» **Work task**: For the string "ffffff", find every matching line in the records and copy it.

(Figure record extracts)
--- START ---

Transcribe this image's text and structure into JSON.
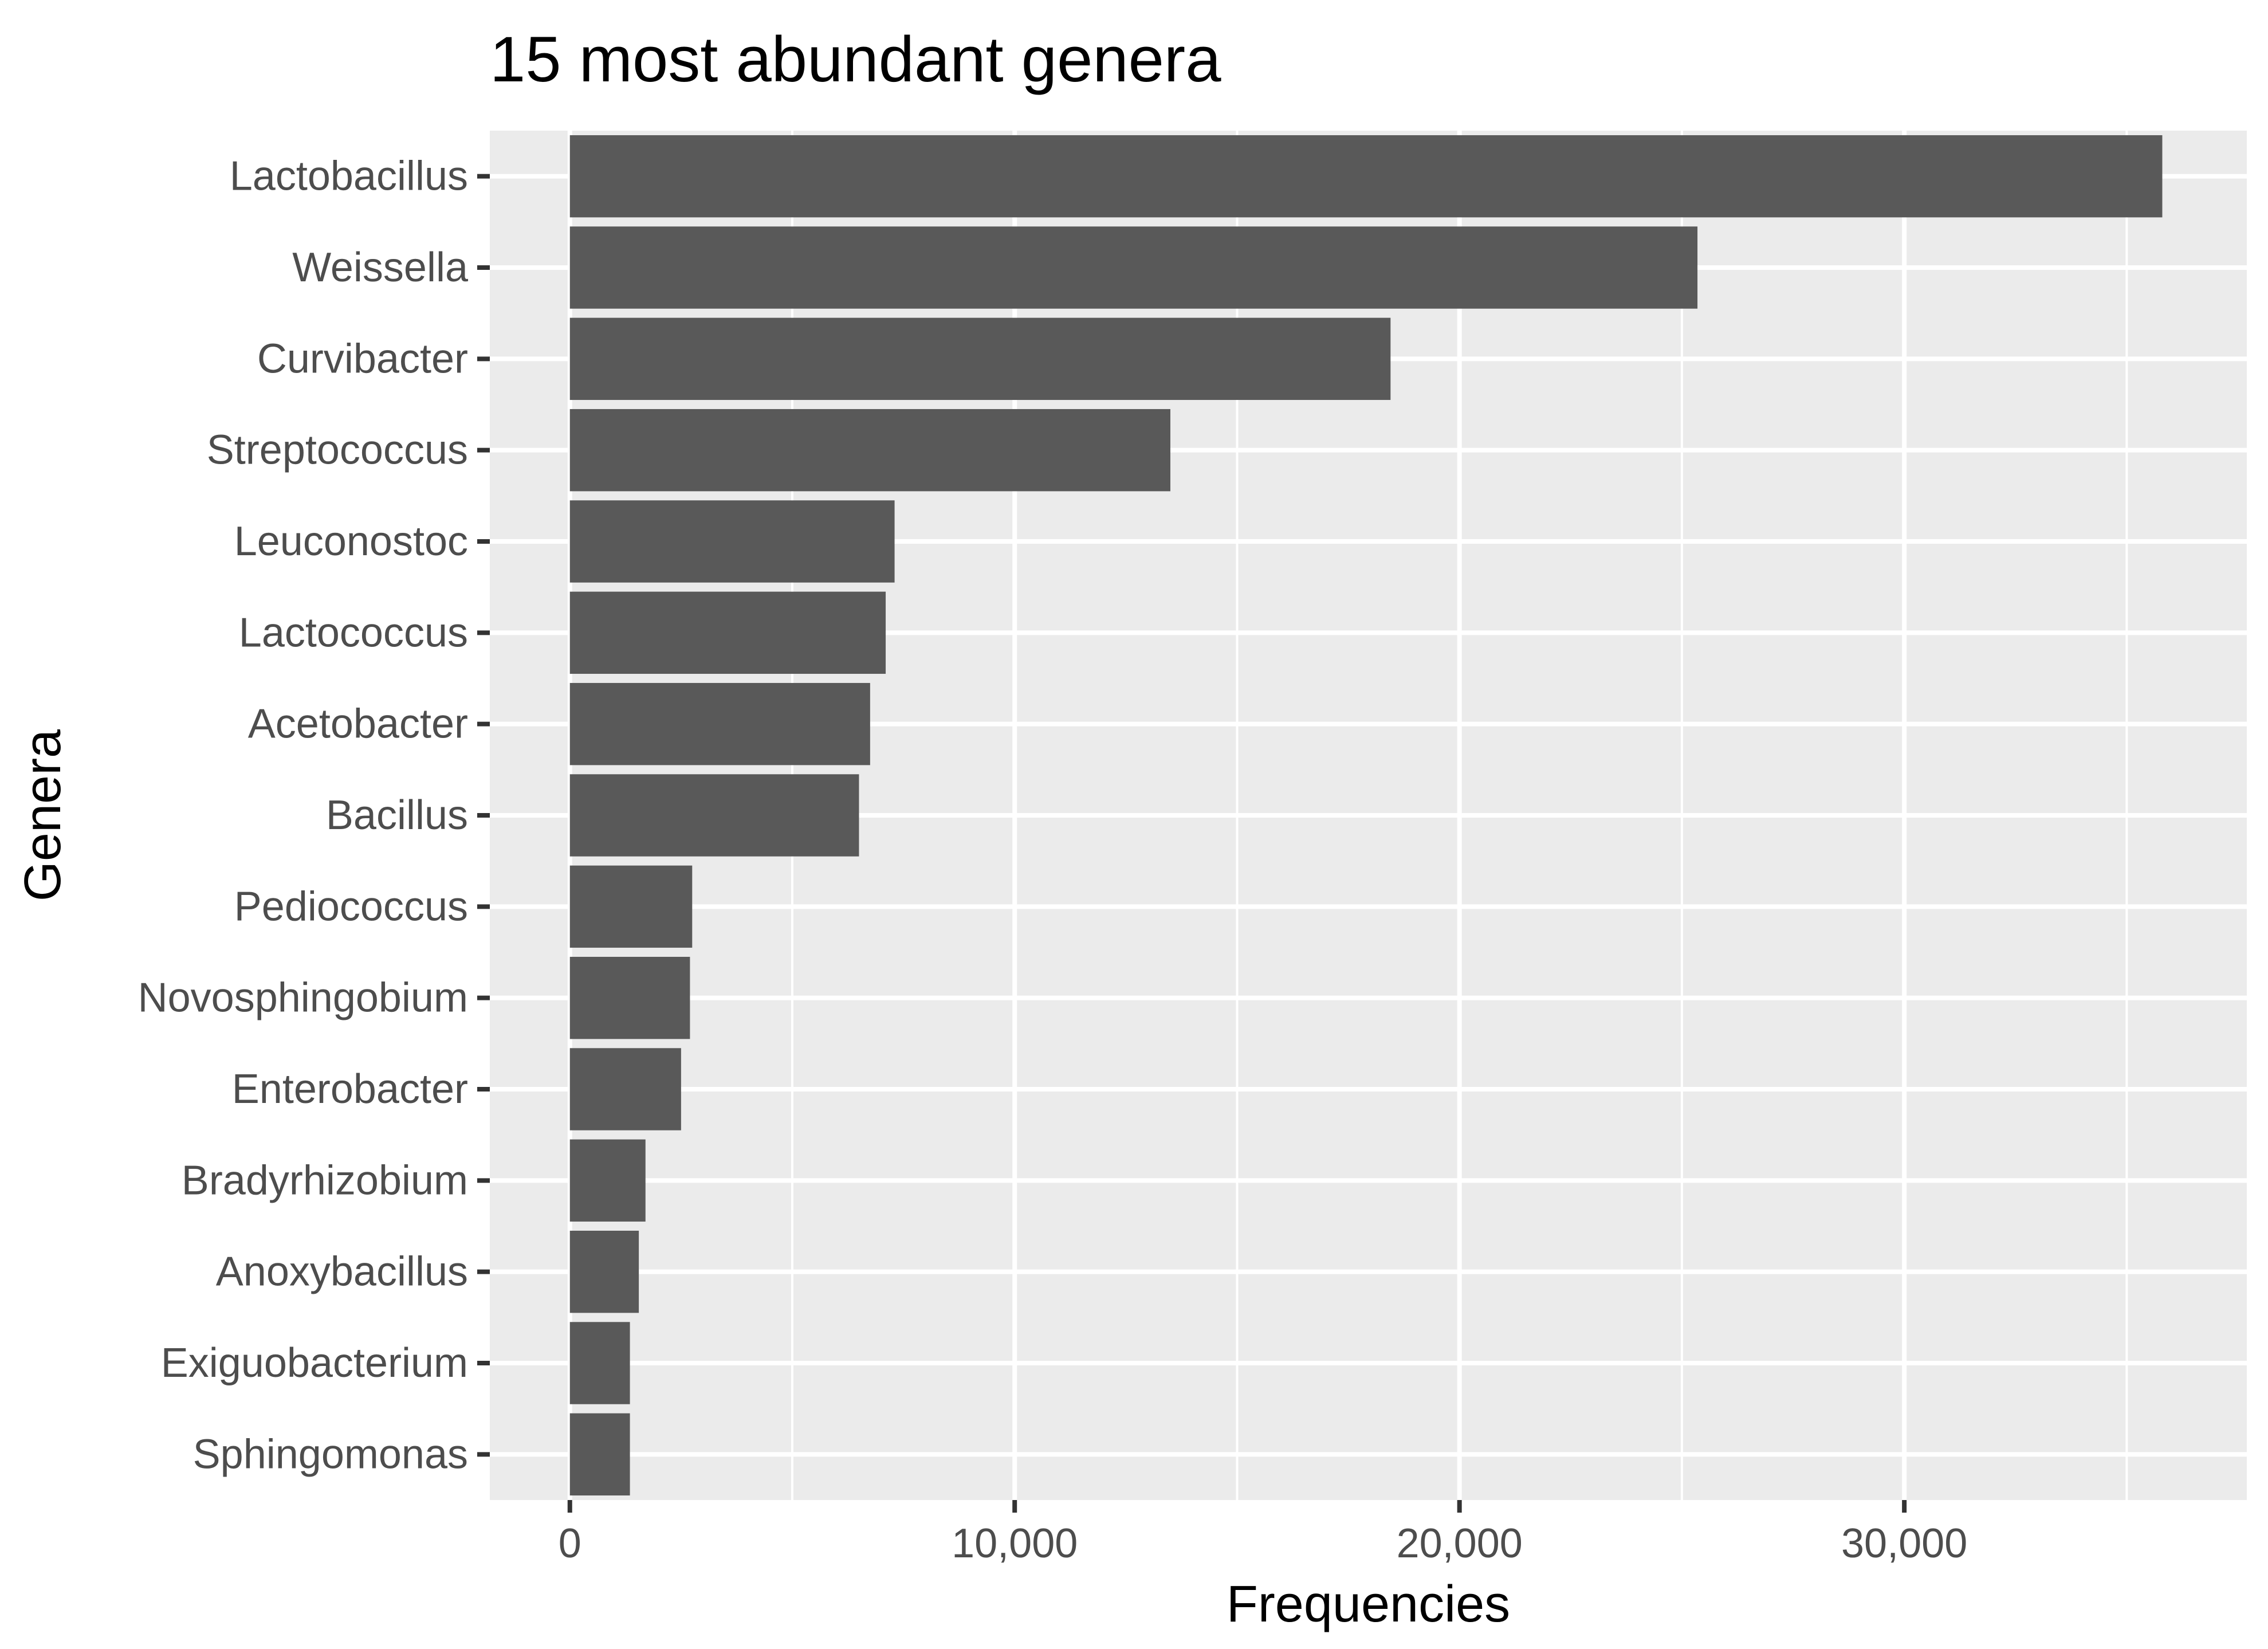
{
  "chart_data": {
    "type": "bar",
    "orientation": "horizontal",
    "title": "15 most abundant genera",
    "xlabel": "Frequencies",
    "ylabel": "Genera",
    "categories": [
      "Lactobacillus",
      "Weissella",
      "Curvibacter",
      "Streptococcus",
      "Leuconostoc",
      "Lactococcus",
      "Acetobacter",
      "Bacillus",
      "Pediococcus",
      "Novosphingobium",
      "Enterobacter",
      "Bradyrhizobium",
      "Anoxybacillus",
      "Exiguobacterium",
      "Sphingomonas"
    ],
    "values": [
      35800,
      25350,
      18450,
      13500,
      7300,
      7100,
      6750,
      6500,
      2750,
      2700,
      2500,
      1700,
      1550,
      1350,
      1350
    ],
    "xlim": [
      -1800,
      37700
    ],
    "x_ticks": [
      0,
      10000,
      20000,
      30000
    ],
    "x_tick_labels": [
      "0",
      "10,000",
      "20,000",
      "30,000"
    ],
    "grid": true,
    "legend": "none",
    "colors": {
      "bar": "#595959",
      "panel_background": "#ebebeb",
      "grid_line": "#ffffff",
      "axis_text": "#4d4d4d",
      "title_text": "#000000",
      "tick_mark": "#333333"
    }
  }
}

--- END ---
--- START ---

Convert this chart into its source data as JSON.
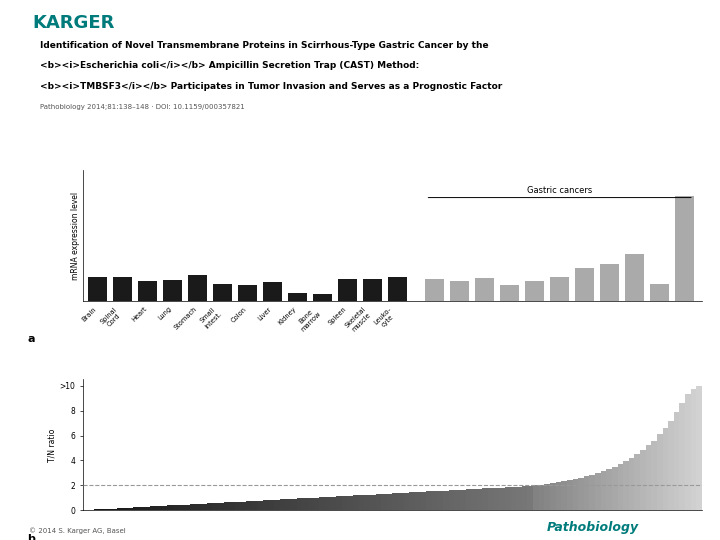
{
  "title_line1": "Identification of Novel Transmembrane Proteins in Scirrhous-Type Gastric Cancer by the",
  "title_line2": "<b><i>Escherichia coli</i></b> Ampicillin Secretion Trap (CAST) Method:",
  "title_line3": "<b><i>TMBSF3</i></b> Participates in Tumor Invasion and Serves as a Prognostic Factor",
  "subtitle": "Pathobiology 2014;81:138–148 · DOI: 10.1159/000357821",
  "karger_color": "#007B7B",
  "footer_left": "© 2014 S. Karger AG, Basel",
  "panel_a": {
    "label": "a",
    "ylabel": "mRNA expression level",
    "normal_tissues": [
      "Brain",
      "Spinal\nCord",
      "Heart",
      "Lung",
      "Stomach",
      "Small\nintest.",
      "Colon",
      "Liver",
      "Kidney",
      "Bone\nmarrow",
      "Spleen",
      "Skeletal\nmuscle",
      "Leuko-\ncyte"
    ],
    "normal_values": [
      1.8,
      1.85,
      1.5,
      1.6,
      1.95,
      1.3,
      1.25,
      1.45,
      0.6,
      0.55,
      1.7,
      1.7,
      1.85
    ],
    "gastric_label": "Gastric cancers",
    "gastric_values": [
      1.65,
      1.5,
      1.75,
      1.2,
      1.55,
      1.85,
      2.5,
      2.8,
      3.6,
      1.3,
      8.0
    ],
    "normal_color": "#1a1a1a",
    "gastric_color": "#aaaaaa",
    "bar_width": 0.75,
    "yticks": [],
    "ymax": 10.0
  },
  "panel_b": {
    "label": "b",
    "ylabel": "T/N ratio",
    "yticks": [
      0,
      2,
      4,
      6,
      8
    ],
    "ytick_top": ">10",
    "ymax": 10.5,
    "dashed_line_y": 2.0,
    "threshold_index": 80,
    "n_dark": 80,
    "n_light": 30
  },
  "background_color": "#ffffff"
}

--- END ---

» **Answer**:
      "grid_line": "#ffffff",
  "background_color": "#ffffff"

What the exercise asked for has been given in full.